WHAT TO DO: Exactly as written, print each record in the listing.
— BEGIN PROVIDED ENTRIES —
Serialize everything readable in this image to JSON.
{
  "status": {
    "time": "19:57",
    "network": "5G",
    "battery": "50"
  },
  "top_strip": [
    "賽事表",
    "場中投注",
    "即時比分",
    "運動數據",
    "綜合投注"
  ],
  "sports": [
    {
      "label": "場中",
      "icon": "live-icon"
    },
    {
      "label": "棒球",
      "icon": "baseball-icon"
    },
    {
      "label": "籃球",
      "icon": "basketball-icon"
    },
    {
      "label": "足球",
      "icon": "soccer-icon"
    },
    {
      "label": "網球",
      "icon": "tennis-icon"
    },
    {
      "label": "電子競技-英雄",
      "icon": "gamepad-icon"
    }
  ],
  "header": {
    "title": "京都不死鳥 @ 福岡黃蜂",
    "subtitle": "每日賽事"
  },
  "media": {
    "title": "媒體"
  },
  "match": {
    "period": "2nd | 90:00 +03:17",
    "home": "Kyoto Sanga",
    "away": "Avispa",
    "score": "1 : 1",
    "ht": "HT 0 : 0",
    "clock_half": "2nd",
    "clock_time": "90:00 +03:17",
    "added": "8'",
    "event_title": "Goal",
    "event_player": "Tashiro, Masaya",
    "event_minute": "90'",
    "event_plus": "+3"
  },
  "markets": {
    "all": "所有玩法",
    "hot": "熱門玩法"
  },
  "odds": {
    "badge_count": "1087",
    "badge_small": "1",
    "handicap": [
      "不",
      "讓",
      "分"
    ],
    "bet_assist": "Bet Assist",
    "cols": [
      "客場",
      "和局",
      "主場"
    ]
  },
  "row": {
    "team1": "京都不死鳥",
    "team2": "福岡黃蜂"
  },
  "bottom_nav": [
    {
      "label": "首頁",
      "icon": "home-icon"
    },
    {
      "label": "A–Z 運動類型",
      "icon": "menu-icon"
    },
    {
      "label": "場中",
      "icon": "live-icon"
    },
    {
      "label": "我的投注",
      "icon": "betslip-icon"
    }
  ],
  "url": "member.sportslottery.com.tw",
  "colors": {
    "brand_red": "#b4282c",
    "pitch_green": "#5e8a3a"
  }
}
— END PROVIDED ENTRIES —
FINISHED TASK:
Serialize everything readable in this image to JSON.
{
  "status": {
    "time": "19:57",
    "network": "5G",
    "battery": "50"
  },
  "top_strip": [
    "賽事表",
    "場中投注",
    "即時比分",
    "運動數據",
    "綜合投注"
  ],
  "sports": [
    {
      "label": "場中",
      "icon": "live-icon"
    },
    {
      "label": "棒球",
      "icon": "baseball-icon"
    },
    {
      "label": "籃球",
      "icon": "basketball-icon"
    },
    {
      "label": "足球",
      "icon": "soccer-icon"
    },
    {
      "label": "網球",
      "icon": "tennis-icon"
    },
    {
      "label": "電子競技-英雄",
      "icon": "gamepad-icon"
    }
  ],
  "header": {
    "title": "京都不死鳥 @ 福岡黃蜂",
    "subtitle": "每日賽事"
  },
  "media": {
    "title": "媒體"
  },
  "match": {
    "period": "2nd | 90:00 +03:17",
    "home": "Kyoto Sanga",
    "away": "Avispa",
    "score": "1 : 1",
    "ht": "HT 0 : 0",
    "clock_half": "2nd",
    "clock_time": "90:00 +03:17",
    "added": "8'",
    "event_title": "Goal",
    "event_player": "Tashiro, Masaya",
    "event_minute": "90'",
    "event_plus": "+3"
  },
  "markets": {
    "all": "所有玩法",
    "hot": "熱門玩法"
  },
  "odds": {
    "badge_count": "1087",
    "badge_small": "1",
    "handicap": [
      "不",
      "讓",
      "分"
    ],
    "bet_assist": "Bet Assist",
    "cols": [
      "客場",
      "和局",
      "主場"
    ]
  },
  "row": {
    "team1": "京都不死鳥",
    "team2": "福岡黃蜂"
  },
  "bottom_nav": [
    {
      "label": "首頁",
      "icon": "home-icon"
    },
    {
      "label": "A–Z 運動類型",
      "icon": "menu-icon"
    },
    {
      "label": "場中",
      "icon": "live-icon"
    },
    {
      "label": "我的投注",
      "icon": "betslip-icon"
    }
  ],
  "url": "member.sportslottery.com.tw",
  "colors": {
    "brand_red": "#b4282c",
    "pitch_green": "#5e8a3a"
  }
}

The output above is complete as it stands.